— Supplied entries —
- - - - -
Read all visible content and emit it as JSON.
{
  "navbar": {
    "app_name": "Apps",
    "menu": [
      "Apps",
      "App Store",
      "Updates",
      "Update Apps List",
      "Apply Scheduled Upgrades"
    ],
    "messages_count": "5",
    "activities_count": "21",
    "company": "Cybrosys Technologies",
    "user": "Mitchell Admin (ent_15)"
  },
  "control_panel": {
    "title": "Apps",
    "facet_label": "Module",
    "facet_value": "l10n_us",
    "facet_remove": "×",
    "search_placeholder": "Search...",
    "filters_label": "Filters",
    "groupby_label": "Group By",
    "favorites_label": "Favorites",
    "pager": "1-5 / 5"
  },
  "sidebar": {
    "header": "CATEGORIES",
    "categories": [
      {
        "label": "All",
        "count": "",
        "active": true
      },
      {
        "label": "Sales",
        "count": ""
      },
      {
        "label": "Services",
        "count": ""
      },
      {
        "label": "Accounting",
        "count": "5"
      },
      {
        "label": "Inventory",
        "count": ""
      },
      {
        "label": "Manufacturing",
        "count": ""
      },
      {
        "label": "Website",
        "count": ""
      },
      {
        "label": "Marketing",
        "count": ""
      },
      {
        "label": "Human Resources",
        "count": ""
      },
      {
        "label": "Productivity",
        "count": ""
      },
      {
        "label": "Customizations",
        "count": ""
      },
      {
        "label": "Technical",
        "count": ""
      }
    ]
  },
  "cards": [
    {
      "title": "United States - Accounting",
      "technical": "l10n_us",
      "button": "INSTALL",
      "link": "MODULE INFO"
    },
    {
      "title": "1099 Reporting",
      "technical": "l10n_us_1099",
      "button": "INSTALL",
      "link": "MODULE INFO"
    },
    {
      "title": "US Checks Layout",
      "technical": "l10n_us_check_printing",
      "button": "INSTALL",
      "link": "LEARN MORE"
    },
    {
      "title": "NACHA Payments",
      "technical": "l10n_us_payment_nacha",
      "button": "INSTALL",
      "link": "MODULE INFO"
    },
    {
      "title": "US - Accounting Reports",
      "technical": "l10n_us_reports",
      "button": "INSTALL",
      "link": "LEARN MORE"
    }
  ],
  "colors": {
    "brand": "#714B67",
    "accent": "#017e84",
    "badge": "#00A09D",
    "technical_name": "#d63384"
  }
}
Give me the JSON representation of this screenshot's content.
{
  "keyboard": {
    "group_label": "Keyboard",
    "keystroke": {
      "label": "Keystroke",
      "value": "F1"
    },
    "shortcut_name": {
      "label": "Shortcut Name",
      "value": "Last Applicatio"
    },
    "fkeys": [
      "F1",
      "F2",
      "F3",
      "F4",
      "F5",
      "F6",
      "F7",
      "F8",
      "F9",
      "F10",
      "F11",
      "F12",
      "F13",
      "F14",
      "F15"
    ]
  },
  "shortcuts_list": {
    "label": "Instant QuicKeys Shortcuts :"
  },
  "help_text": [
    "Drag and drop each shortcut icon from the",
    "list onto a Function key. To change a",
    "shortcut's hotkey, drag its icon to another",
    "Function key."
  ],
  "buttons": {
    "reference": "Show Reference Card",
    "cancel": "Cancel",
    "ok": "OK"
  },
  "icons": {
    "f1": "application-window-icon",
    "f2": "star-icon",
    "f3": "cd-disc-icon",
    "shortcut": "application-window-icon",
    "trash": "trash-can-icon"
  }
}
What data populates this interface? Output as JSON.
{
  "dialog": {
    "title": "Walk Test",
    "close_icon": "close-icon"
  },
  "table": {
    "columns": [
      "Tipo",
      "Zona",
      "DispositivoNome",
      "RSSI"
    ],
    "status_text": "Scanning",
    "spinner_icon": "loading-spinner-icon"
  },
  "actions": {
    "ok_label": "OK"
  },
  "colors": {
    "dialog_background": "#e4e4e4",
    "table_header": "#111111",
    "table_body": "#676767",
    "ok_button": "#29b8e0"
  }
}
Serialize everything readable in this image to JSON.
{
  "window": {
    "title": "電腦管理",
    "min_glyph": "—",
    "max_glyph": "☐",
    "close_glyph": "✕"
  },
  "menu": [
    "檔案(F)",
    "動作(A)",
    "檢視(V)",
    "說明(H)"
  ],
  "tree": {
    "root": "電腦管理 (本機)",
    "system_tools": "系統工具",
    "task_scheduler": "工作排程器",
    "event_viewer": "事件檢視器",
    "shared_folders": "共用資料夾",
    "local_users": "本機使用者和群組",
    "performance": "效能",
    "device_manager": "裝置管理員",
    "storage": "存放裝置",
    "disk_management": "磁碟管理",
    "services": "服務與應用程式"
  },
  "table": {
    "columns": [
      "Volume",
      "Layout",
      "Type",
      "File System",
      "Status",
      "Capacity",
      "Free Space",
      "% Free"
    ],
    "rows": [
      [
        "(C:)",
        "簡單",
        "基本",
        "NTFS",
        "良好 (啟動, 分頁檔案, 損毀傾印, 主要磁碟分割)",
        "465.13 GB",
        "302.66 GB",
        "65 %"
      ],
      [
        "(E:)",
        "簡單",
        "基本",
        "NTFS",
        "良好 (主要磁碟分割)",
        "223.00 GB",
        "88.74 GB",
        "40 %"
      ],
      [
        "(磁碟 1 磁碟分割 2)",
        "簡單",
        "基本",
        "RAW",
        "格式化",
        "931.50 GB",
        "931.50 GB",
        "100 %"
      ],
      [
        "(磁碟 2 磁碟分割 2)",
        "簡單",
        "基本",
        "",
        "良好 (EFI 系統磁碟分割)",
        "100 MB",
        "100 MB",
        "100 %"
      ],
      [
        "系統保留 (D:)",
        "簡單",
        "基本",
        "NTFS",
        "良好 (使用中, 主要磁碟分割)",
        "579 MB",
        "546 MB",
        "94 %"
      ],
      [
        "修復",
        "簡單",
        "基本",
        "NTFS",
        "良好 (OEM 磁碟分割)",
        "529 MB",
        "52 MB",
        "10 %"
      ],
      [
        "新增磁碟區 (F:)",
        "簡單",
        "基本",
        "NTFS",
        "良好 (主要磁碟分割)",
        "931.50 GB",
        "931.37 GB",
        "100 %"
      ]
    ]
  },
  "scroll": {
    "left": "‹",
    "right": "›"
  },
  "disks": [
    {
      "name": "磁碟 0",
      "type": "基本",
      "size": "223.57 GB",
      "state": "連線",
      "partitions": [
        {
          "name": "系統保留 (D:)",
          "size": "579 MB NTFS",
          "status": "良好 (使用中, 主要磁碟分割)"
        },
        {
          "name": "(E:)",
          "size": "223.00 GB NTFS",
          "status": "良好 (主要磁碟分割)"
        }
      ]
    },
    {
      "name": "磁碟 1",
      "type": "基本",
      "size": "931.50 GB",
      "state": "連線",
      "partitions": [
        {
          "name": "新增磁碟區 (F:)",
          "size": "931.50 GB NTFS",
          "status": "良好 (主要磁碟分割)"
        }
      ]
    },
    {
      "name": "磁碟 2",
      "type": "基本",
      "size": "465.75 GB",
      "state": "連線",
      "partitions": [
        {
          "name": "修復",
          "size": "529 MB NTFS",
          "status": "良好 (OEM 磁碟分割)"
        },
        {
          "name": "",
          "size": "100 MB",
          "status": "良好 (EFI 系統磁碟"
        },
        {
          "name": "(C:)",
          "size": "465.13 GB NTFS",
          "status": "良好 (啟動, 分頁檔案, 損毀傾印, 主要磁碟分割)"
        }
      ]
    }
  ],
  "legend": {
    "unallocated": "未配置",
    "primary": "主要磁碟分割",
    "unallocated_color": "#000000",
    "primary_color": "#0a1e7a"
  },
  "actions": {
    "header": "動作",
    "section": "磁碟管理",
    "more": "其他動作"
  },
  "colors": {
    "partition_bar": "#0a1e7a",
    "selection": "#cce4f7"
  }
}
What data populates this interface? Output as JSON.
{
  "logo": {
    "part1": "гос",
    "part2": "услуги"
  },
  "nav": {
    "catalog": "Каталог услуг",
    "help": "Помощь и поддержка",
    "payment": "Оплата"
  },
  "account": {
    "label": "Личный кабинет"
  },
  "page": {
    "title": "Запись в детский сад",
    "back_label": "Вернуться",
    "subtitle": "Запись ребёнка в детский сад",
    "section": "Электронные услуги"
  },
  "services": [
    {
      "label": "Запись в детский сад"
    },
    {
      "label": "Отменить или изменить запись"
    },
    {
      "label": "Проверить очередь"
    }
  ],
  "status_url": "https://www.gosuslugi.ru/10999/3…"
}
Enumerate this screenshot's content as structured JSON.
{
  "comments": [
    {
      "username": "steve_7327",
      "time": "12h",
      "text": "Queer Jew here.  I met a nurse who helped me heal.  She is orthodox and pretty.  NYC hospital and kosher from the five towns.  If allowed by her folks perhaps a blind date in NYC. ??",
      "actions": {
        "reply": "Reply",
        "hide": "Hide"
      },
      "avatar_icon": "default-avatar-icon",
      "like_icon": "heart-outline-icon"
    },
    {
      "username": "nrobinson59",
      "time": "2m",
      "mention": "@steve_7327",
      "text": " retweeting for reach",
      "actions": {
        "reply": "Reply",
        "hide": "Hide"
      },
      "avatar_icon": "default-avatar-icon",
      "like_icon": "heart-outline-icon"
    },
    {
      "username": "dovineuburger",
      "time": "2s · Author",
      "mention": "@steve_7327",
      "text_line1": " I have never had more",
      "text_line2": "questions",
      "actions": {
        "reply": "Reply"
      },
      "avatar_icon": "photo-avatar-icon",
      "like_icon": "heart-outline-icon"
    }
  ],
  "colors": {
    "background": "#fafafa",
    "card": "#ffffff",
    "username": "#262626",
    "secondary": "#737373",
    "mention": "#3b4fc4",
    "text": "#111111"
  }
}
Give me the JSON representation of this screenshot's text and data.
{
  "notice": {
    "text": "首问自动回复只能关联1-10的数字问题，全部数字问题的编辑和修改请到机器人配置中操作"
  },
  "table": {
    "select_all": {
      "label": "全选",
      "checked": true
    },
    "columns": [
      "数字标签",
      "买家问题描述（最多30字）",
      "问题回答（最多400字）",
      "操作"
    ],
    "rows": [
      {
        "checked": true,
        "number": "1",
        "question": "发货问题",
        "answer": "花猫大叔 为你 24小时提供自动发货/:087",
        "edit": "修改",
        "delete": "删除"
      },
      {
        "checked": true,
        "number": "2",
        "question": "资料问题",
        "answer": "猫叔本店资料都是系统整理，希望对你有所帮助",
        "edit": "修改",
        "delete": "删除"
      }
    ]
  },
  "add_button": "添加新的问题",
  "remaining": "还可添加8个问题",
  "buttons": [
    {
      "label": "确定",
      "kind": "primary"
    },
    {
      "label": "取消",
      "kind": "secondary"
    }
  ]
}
- - - - -
— Work to do —
Going through the data above, count the lines where the string "分頁檔案" appears, and answer with only that number.

— Solution —
2